[Dataset entries on figures]
********
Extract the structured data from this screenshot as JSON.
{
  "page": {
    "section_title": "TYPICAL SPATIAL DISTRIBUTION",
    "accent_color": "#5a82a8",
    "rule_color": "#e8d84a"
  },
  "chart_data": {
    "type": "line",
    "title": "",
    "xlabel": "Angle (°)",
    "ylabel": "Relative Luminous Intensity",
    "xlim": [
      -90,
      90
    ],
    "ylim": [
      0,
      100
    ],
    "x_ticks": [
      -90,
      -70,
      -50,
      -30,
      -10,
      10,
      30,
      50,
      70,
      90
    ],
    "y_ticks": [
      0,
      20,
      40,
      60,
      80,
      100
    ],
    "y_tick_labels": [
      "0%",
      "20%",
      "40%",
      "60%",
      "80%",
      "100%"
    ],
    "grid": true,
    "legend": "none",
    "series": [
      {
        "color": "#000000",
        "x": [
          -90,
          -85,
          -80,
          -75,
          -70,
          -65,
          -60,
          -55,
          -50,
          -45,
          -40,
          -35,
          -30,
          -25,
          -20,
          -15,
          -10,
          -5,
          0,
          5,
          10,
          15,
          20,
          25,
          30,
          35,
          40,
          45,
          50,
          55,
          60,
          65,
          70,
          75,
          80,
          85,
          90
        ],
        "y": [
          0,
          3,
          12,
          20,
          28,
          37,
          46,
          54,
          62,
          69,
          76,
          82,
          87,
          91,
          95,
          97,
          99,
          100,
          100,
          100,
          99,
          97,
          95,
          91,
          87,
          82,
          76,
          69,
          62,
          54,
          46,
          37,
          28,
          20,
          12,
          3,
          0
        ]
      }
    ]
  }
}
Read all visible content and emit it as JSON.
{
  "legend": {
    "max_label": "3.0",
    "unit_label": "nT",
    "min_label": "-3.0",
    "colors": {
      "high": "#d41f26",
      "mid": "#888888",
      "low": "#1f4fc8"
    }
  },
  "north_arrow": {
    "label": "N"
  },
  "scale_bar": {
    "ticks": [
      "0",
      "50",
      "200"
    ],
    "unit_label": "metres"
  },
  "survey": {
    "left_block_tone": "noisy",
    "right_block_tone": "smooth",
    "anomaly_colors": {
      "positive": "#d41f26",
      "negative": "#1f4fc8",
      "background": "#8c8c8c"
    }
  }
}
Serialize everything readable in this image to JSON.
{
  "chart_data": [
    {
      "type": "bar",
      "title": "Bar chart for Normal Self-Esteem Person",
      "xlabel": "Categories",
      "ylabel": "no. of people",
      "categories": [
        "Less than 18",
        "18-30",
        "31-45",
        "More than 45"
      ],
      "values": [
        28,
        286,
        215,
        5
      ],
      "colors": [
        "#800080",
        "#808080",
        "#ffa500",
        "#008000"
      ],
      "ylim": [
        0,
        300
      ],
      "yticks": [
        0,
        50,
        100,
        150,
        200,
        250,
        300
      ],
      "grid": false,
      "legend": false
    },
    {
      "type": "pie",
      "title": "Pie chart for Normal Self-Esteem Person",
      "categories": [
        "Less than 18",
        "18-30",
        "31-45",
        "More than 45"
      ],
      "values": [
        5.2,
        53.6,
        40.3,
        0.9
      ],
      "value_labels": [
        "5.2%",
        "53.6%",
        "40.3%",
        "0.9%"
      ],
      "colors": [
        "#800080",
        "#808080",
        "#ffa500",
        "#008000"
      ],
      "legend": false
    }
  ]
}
********
◆ Work to complete:
Copy exactly the line containing "Serialize everything readable" and every line after it, ending with the last line of the records above.

◆ Result of the task:
Serialize everything readable in this image to JSON.
{
  "chart_data": [
    {
      "type": "bar",
      "title": "Bar chart for Normal Self-Esteem Person",
      "xlabel": "Categories",
      "ylabel": "no. of people",
      "categories": [
        "Less than 18",
        "18-30",
        "31-45",
        "More than 45"
      ],
      "values": [
        28,
        286,
        215,
        5
      ],
      "colors": [
        "#800080",
        "#808080",
        "#ffa500",
        "#008000"
      ],
      "ylim": [
        0,
        300
      ],
      "yticks": [
        0,
        50,
        100,
        150,
        200,
        250,
        300
      ],
      "grid": false,
      "legend": false
    },
    {
      "type": "pie",
      "title": "Pie chart for Normal Self-Esteem Person",
      "categories": [
        "Less than 18",
        "18-30",
        "31-45",
        "More than 45"
      ],
      "values": [
        5.2,
        53.6,
        40.3,
        0.9
      ],
      "value_labels": [
        "5.2%",
        "53.6%",
        "40.3%",
        "0.9%"
      ],
      "colors": [
        "#800080",
        "#808080",
        "#ffa500",
        "#008000"
      ],
      "legend": false
    }
  ]
}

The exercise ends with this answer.